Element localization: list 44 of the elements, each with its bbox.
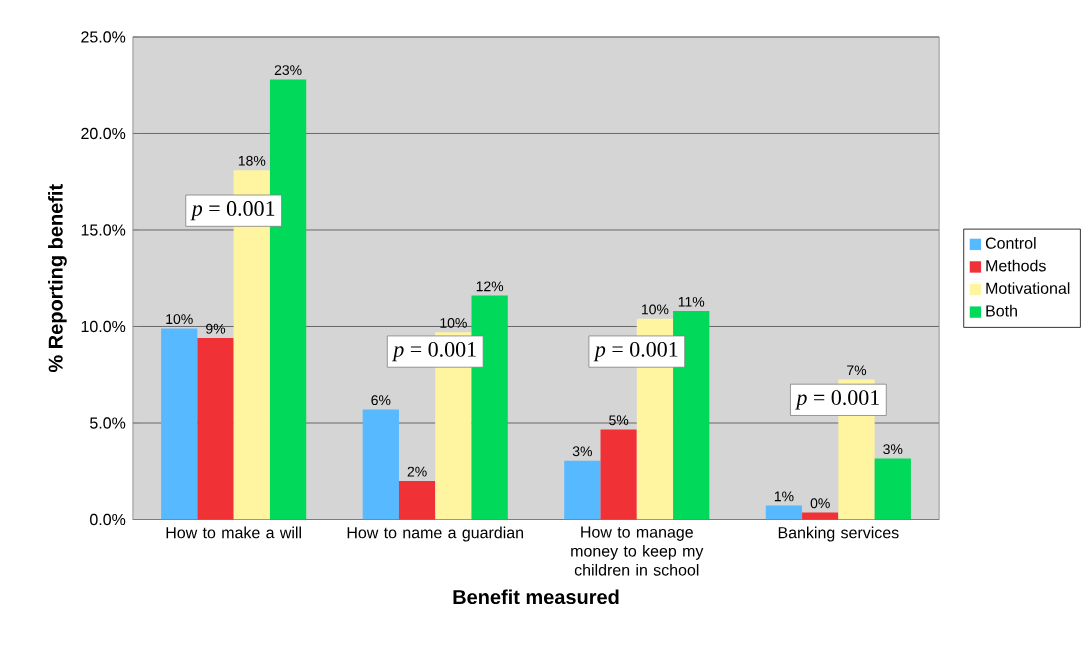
data-label: 10% xyxy=(440,317,467,328)
data-label: 7% xyxy=(847,365,867,375)
y-tick-label: 5.0% xyxy=(90,417,126,429)
data-label: 10% xyxy=(642,304,669,315)
data-label: 18% xyxy=(238,155,266,166)
data-label: 12% xyxy=(476,281,504,292)
bar xyxy=(161,328,198,520)
y-tick-label: 15.0% xyxy=(81,224,126,236)
bar xyxy=(398,480,436,520)
x-axis-title: Benefit measured xyxy=(453,589,619,604)
annotation: p = 0.001 xyxy=(795,390,879,410)
bar xyxy=(765,505,803,520)
legend-label: Control xyxy=(985,236,1036,249)
legend-label: Motivational xyxy=(986,282,1070,294)
data-label: 9% xyxy=(206,323,226,334)
data-label: 3% xyxy=(883,444,903,454)
data-label: 0% xyxy=(810,498,830,508)
data-label: 6% xyxy=(371,395,391,405)
data-label: 11% xyxy=(678,296,705,307)
bar xyxy=(600,429,637,520)
annotation: p = 0.001 xyxy=(190,200,275,221)
data-label: 2% xyxy=(407,466,427,477)
legend-label: Methods xyxy=(986,259,1046,272)
y-tick-label: 0.0% xyxy=(90,513,126,525)
annotation: p = 0.001 xyxy=(593,341,678,362)
y-tick-label: 25.0% xyxy=(81,31,126,43)
legend-label: Both xyxy=(986,304,1017,317)
data-label: 1% xyxy=(774,491,794,502)
bar xyxy=(362,409,399,520)
x-tick-label: How to manage money to keep my children in school xyxy=(571,526,704,576)
data-label: 5% xyxy=(609,415,629,425)
bar xyxy=(874,458,911,520)
bar xyxy=(564,460,601,520)
x-tick-label: How to name a guardian xyxy=(347,526,524,542)
data-label: 3% xyxy=(572,446,592,457)
x-tick-label: Banking services xyxy=(778,526,899,542)
data-label: 23% xyxy=(274,64,302,75)
bar xyxy=(197,337,234,520)
y-tick-label: 10.0% xyxy=(81,320,126,332)
data-label: 10% xyxy=(166,313,193,324)
x-tick-label: How to make a will xyxy=(166,526,301,539)
annotation: p = 0.001 xyxy=(392,341,476,362)
y-tick-label: 20.0% xyxy=(81,127,126,139)
y-axis-title: % Reporting benefit xyxy=(48,183,67,372)
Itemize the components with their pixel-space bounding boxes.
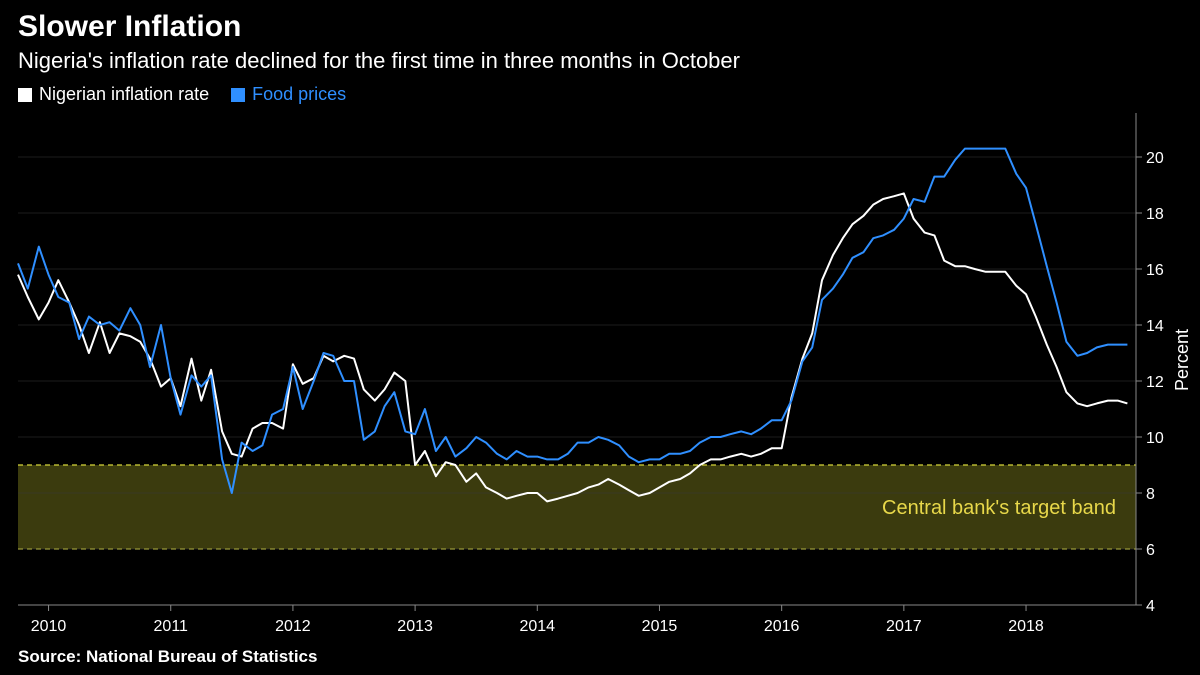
svg-text:2015: 2015 [642, 618, 678, 635]
svg-text:14: 14 [1146, 318, 1164, 335]
svg-text:18: 18 [1146, 206, 1164, 223]
svg-text:4: 4 [1146, 598, 1155, 615]
svg-text:16: 16 [1146, 262, 1164, 279]
svg-text:2013: 2013 [397, 618, 433, 635]
svg-text:12: 12 [1146, 374, 1164, 391]
chart-container: { "title": "Slower Inflation", "subtitle… [0, 0, 1200, 675]
svg-text:6: 6 [1146, 542, 1155, 559]
svg-text:2014: 2014 [519, 618, 555, 635]
line-chart: Central bank's target band 4 6 8 10 12 14 16 18 2… [0, 0, 1200, 675]
svg-text:2010: 2010 [31, 618, 67, 635]
svg-text:Percent: Percent [1172, 329, 1192, 391]
svg-text:2011: 2011 [154, 618, 189, 635]
svg-text:8: 8 [1146, 486, 1155, 503]
source-attribution: Source: National Bureau of Statistics [18, 647, 317, 667]
svg-text:2018: 2018 [1008, 618, 1044, 635]
svg-text:Central bank's target band: Central bank's target band [882, 497, 1116, 519]
svg-text:10: 10 [1146, 430, 1164, 447]
svg-text:2016: 2016 [764, 618, 800, 635]
svg-text:20: 20 [1146, 150, 1164, 167]
svg-text:2012: 2012 [275, 618, 311, 635]
svg-text:2017: 2017 [886, 618, 922, 635]
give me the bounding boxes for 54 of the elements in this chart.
※
Exercise – Express every line of the items above as a JSON list of strings, one string per line, leaving out blank lines and the picture lines.

Completed task –
[
  "Element localization: list 44 of the elements, each with its bbox.",
  "data-label: 10% xyxy=(440,317,467,328)",
  "data-label: 7% xyxy=(847,365,867,375)",
  "y-tick-label: 5.0% xyxy=(90,417,126,429)",
  "data-label: 10% xyxy=(642,304,669,315)",
  "data-label: 18% xyxy=(238,155,266,166)",
  "data-label: 12% xyxy=(476,281,504,292)",
  "bar xyxy=(161,328,198,520)",
  "y-tick-label: 15.0% xyxy=(81,224,126,236)",
  "bar xyxy=(398,480,436,520)",
  "x-axis-title: Benefit measured xyxy=(453,589,619,604)",
  "annotation: p = 0.001 xyxy=(795,390,879,410)",
  "bar xyxy=(765,505,803,520)",
  "legend-label: Control xyxy=(985,236,1036,249)",
  "legend-label: Motivational xyxy=(986,282,1070,294)",
  "data-label: 9% xyxy=(206,323,226,334)",
  "data-label: 3% xyxy=(883,444,903,454)",
  "data-label: 0% xyxy=(810,498,830,508)",
  "data-label: 6% xyxy=(371,395,391,405)",
  "data-label: 11% xyxy=(678,296,705,307)",
  "bar xyxy=(600,429,637,520)",
  "annotation: p = 0.001 xyxy=(190,200,275,221)",
  "data-label: 2% xyxy=(407,466,427,477)",
  "legend-label: Methods xyxy=(986,259,1046,272)",
  "y-tick-label: 0.0% xyxy=(90,513,126,525)",
  "annotation: p = 0.001 xyxy=(593,341,678,362)",
  "y-tick-label: 25.0% xyxy=(81,31,126,43)",
  "legend-label: Both xyxy=(986,304,1017,317)",
  "data-label: 1% xyxy=(774,491,794,502)",
  "bar xyxy=(362,409,399,520)",
  "x-tick-label: How to manage money to keep my children in school xyxy=(571,526,704,576)",
  "data-label: 5% xyxy=(609,415,629,425)",
  "bar xyxy=(874,458,911,520)",
  "bar xyxy=(564,460,601,520)",
  "x-tick-label: How to name a guardian xyxy=(347,526,524,542)",
  "data-label: 3% xyxy=(572,446,592,457)",
  "x-tick-label: Banking services xyxy=(778,526,899,542)",
  "data-label: 23% xyxy=(274,64,302,75)",
  "bar xyxy=(197,337,234,520)",
  "y-tick-label: 10.0% xyxy=(81,320,126,332)",
  "data-label: 10% xyxy=(166,313,193,324)",
  "x-tick-label: How to make a will xyxy=(166,526,301,539)",
  "annotation: p = 0.001 xyxy=(392,341,476,362)",
  "y-tick-label: 20.0% xyxy=(81,127,126,139)",
  "y-axis-title: % Reporting benefit xyxy=(48,183,67,372)",
  "Itemize the components with their pixel-space bounding boxes.",
  "svg-text:2015: 2015 [642, 618, 678, 635]",
  "svg-text:14: 14 [1146, 318, 1164, 335]",
  "svg-text:18: 18 [1146, 206, 1164, 223]",
  "svg-text:4: 4 [1146, 598, 1155, 615]",
  "svg-text:16: 16 [1146, 262, 1164, 279]",
  "svg-text:2013: 2013 [397, 618, 433, 635]",
  "svg-text:12: 12 [1146, 374, 1164, 391]",
  "chart-container: { \"title\": \"Slower Inflation\", \"subtitle… [0, 0, 1200, 675]",
  "svg-text:6: 6 [1146, 542, 1155, 559]",
  "svg-text:2014: 2014 [519, 618, 555, 635]",
  "line-chart: Central bank's target band 4 6 8 10 12 14 16 18 2… [0, 0, 1200, 675]",
  "svg-text:2010: 2010 [31, 618, 67, 635]",
  "svg-text:Percent: Percent [1172, 329, 1192, 391]",
  "svg-text:2011: 2011 [154, 618, 189, 635]",
  "svg-text:8: 8 [1146, 486, 1155, 503]",
  "source-attribution: Source: National Bureau of Statistics [18, 647, 317, 667]",
  "svg-text:2018: 2018 [1008, 618, 1044, 635]",
  "svg-text:Central bank's target band: Central bank's target band [882, 497, 1116, 519]",
  "svg-text:10: 10 [1146, 430, 1164, 447]",
  "svg-text:2016: 2016 [764, 618, 800, 635]",
  "svg-text:20: 20 [1146, 150, 1164, 167]",
  "svg-text:2012: 2012 [275, 618, 311, 635]",
  "svg-text:2017: 2017 [886, 618, 922, 635]",
  "give me the bounding boxes for 54 of the elements in this chart."
]